Retype the material word for word.
>> start Stored rows
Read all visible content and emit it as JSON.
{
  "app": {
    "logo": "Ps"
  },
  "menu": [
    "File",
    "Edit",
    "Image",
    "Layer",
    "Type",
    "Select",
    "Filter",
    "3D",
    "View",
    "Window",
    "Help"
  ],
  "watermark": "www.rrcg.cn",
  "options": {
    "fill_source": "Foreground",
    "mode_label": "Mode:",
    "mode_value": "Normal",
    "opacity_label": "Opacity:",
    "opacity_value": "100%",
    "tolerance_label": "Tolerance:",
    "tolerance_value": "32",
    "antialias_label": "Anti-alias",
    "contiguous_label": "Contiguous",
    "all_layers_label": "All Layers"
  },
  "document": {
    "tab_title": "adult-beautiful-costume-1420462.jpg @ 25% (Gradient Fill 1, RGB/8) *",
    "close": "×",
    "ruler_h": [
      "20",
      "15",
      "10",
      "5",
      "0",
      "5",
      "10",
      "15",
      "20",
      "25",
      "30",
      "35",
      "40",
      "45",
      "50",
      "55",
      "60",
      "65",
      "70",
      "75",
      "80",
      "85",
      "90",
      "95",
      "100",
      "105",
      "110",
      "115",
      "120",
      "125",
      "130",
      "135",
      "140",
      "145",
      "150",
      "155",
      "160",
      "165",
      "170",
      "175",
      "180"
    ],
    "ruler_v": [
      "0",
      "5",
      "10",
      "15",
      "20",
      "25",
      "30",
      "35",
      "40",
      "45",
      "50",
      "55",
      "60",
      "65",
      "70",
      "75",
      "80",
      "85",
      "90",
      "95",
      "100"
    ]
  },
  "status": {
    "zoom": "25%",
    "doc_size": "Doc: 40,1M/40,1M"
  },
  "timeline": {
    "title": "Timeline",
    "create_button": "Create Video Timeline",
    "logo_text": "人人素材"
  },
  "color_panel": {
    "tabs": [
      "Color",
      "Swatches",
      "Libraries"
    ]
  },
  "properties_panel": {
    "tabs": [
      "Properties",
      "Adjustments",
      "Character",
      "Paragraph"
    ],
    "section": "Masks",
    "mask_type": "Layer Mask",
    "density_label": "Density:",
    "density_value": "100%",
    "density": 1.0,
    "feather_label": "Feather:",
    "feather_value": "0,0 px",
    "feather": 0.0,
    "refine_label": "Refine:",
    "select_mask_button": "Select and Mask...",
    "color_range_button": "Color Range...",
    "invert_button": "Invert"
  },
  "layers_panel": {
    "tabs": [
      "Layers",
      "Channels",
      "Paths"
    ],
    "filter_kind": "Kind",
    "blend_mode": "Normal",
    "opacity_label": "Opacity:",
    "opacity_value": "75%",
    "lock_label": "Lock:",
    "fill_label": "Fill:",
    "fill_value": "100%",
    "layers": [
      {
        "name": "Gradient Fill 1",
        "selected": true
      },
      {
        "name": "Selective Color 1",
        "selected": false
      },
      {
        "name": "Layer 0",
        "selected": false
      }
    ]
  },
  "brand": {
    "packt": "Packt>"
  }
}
>> end Stored rows
The answer:
Read all visible content and emit it as JSON.
{
  "app": {
    "logo": "Ps"
  },
  "menu": [
    "File",
    "Edit",
    "Image",
    "Layer",
    "Type",
    "Select",
    "Filter",
    "3D",
    "View",
    "Window",
    "Help"
  ],
  "watermark": "www.rrcg.cn",
  "options": {
    "fill_source": "Foreground",
    "mode_label": "Mode:",
    "mode_value": "Normal",
    "opacity_label": "Opacity:",
    "opacity_value": "100%",
    "tolerance_label": "Tolerance:",
    "tolerance_value": "32",
    "antialias_label": "Anti-alias",
    "contiguous_label": "Contiguous",
    "all_layers_label": "All Layers"
  },
  "document": {
    "tab_title": "adult-beautiful-costume-1420462.jpg @ 25% (Gradient Fill 1, RGB/8) *",
    "close": "×",
    "ruler_h": [
      "20",
      "15",
      "10",
      "5",
      "0",
      "5",
      "10",
      "15",
      "20",
      "25",
      "30",
      "35",
      "40",
      "45",
      "50",
      "55",
      "60",
      "65",
      "70",
      "75",
      "80",
      "85",
      "90",
      "95",
      "100",
      "105",
      "110",
      "115",
      "120",
      "125",
      "130",
      "135",
      "140",
      "145",
      "150",
      "155",
      "160",
      "165",
      "170",
      "175",
      "180"
    ],
    "ruler_v": [
      "0",
      "5",
      "10",
      "15",
      "20",
      "25",
      "30",
      "35",
      "40",
      "45",
      "50",
      "55",
      "60",
      "65",
      "70",
      "75",
      "80",
      "85",
      "90",
      "95",
      "100"
    ]
  },
  "status": {
    "zoom": "25%",
    "doc_size": "Doc: 40,1M/40,1M"
  },
  "timeline": {
    "title": "Timeline",
    "create_button": "Create Video Timeline",
    "logo_text": "人人素材"
  },
  "color_panel": {
    "tabs": [
      "Color",
      "Swatches",
      "Libraries"
    ]
  },
  "properties_panel": {
    "tabs": [
      "Properties",
      "Adjustments",
      "Character",
      "Paragraph"
    ],
    "section": "Masks",
    "mask_type": "Layer Mask",
    "density_label": "Density:",
    "density_value": "100%",
    "density": 1.0,
    "feather_label": "Feather:",
    "feather_value": "0,0 px",
    "feather": 0.0,
    "refine_label": "Refine:",
    "select_mask_button": "Select and Mask...",
    "color_range_button": "Color Range...",
    "invert_button": "Invert"
  },
  "layers_panel": {
    "tabs": [
      "Layers",
      "Channels",
      "Paths"
    ],
    "filter_kind": "Kind",
    "blend_mode": "Normal",
    "opacity_label": "Opacity:",
    "opacity_value": "75%",
    "lock_label": "Lock:",
    "fill_label": "Fill:",
    "fill_value": "100%",
    "layers": [
      {
        "name": "Gradient Fill 1",
        "selected": true
      },
      {
        "name": "Selective Color 1",
        "selected": false
      },
      {
        "name": "Layer 0",
        "selected": false
      }
    ]
  },
  "brand": {
    "packt": "Packt>"
  }
}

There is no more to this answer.